TASK TO COMPLETE
Quote every entry word for word.

Stored items from a collection:
++++

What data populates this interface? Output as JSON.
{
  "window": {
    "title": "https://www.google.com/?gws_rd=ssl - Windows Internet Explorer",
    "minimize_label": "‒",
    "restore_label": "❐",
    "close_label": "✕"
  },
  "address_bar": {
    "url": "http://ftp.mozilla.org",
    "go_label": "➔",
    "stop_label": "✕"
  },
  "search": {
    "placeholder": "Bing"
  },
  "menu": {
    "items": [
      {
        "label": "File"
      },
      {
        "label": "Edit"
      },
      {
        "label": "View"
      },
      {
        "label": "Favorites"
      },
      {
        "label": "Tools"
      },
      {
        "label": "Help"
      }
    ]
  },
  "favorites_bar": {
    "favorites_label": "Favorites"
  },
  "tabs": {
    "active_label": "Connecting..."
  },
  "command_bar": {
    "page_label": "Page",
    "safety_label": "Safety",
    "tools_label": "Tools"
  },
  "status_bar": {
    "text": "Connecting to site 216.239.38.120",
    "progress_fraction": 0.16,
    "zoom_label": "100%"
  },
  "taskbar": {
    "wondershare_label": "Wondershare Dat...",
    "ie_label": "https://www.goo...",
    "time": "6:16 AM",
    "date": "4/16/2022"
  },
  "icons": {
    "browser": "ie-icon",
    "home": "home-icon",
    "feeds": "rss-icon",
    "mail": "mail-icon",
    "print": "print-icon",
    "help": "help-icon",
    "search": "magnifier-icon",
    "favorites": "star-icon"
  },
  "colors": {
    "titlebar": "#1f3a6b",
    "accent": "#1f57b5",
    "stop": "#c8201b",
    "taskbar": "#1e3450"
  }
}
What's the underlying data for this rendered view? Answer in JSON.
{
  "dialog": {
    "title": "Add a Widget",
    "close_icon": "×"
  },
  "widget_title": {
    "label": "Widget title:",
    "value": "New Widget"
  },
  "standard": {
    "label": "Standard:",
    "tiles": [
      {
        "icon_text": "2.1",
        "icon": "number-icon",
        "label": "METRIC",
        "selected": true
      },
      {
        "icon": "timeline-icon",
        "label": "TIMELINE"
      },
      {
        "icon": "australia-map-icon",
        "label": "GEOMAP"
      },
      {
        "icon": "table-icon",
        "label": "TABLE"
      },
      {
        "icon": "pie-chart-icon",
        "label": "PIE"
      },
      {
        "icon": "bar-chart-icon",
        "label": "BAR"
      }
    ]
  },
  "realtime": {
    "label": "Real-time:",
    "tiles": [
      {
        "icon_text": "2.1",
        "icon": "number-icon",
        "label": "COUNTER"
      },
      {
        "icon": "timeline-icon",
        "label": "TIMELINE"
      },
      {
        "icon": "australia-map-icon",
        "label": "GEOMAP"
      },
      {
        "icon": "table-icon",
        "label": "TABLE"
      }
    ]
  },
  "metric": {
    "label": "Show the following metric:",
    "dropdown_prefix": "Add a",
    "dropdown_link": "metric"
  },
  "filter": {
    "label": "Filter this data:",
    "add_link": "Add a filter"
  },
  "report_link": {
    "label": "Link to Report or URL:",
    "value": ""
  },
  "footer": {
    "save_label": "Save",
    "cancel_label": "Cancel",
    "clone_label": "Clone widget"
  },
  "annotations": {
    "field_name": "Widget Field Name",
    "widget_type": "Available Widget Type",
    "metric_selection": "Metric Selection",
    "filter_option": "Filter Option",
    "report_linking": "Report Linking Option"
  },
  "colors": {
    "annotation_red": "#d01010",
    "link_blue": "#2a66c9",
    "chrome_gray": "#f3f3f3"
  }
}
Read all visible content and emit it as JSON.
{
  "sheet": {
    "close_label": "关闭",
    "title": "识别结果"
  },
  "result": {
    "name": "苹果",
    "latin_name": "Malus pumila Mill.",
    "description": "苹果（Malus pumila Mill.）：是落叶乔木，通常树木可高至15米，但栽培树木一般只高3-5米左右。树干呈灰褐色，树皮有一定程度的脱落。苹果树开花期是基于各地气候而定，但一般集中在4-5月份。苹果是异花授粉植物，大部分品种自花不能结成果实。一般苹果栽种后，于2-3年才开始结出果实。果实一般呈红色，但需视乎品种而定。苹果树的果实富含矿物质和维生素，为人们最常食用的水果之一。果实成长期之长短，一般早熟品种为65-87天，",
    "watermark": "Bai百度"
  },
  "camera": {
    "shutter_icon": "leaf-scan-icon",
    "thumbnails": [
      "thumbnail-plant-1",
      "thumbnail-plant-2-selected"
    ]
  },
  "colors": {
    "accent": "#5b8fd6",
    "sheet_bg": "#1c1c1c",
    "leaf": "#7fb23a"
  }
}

++++

SOLUTION
What data populates this interface? Output as JSON.
{
  "window": {
    "title": "https://www.google.com/?gws_rd=ssl - Windows Internet Explorer",
    "minimize_label": "‒",
    "restore_label": "❐",
    "close_label": "✕"
  },
  "address_bar": {
    "url": "http://ftp.mozilla.org",
    "go_label": "➔",
    "stop_label": "✕"
  },
  "search": {
    "placeholder": "Bing"
  },
  "menu": {
    "items": [
      {
        "label": "File"
      },
      {
        "label": "Edit"
      },
      {
        "label": "View"
      },
      {
        "label": "Favorites"
      },
      {
        "label": "Tools"
      },
      {
        "label": "Help"
      }
    ]
  },
  "favorites_bar": {
    "favorites_label": "Favorites"
  },
  "tabs": {
    "active_label": "Connecting..."
  },
  "command_bar": {
    "page_label": "Page",
    "safety_label": "Safety",
    "tools_label": "Tools"
  },
  "status_bar": {
    "text": "Connecting to site 216.239.38.120",
    "progress_fraction": 0.16,
    "zoom_label": "100%"
  },
  "taskbar": {
    "wondershare_label": "Wondershare Dat...",
    "ie_label": "https://www.goo...",
    "time": "6:16 AM",
    "date": "4/16/2022"
  },
  "icons": {
    "browser": "ie-icon",
    "home": "home-icon",
    "feeds": "rss-icon",
    "mail": "mail-icon",
    "print": "print-icon",
    "help": "help-icon",
    "search": "magnifier-icon",
    "favorites": "star-icon"
  },
  "colors": {
    "titlebar": "#1f3a6b",
    "accent": "#1f57b5",
    "stop": "#c8201b",
    "taskbar": "#1e3450"
  }
}
What's the underlying data for this rendered view? Answer in JSON.
{
  "dialog": {
    "title": "Add a Widget",
    "close_icon": "×"
  },
  "widget_title": {
    "label": "Widget title:",
    "value": "New Widget"
  },
  "standard": {
    "label": "Standard:",
    "tiles": [
      {
        "icon_text": "2.1",
        "icon": "number-icon",
        "label": "METRIC",
        "selected": true
      },
      {
        "icon": "timeline-icon",
        "label": "TIMELINE"
      },
      {
        "icon": "australia-map-icon",
        "label": "GEOMAP"
      },
      {
        "icon": "table-icon",
        "label": "TABLE"
      },
      {
        "icon": "pie-chart-icon",
        "label": "PIE"
      },
      {
        "icon": "bar-chart-icon",
        "label": "BAR"
      }
    ]
  },
  "realtime": {
    "label": "Real-time:",
    "tiles": [
      {
        "icon_text": "2.1",
        "icon": "number-icon",
        "label": "COUNTER"
      },
      {
        "icon": "timeline-icon",
        "label": "TIMELINE"
      },
      {
        "icon": "australia-map-icon",
        "label": "GEOMAP"
      },
      {
        "icon": "table-icon",
        "label": "TABLE"
      }
    ]
  },
  "metric": {
    "label": "Show the following metric:",
    "dropdown_prefix": "Add a",
    "dropdown_link": "metric"
  },
  "filter": {
    "label": "Filter this data:",
    "add_link": "Add a filter"
  },
  "report_link": {
    "label": "Link to Report or URL:",
    "value": ""
  },
  "footer": {
    "save_label": "Save",
    "cancel_label": "Cancel",
    "clone_label": "Clone widget"
  },
  "annotations": {
    "field_name": "Widget Field Name",
    "widget_type": "Available Widget Type",
    "metric_selection": "Metric Selection",
    "filter_option": "Filter Option",
    "report_linking": "Report Linking Option"
  },
  "colors": {
    "annotation_red": "#d01010",
    "link_blue": "#2a66c9",
    "chrome_gray": "#f3f3f3"
  }
}
Read all visible content and emit it as JSON.
{
  "sheet": {
    "close_label": "关闭",
    "title": "识别结果"
  },
  "result": {
    "name": "苹果",
    "latin_name": "Malus pumila Mill.",
    "description": "苹果（Malus pumila Mill.）：是落叶乔木，通常树木可高至15米，但栽培树木一般只高3-5米左右。树干呈灰褐色，树皮有一定程度的脱落。苹果树开花期是基于各地气候而定，但一般集中在4-5月份。苹果是异花授粉植物，大部分品种自花不能结成果实。一般苹果栽种后，于2-3年才开始结出果实。果实一般呈红色，但需视乎品种而定。苹果树的果实富含矿物质和维生素，为人们最常食用的水果之一。果实成长期之长短，一般早熟品种为65-87天，",
    "watermark": "Bai百度"
  },
  "camera": {
    "shutter_icon": "leaf-scan-icon",
    "thumbnails": [
      "thumbnail-plant-1",
      "thumbnail-plant-2-selected"
    ]
  },
  "colors": {
    "accent": "#5b8fd6",
    "sheet_bg": "#1c1c1c",
    "leaf": "#7fb23a"
  }
}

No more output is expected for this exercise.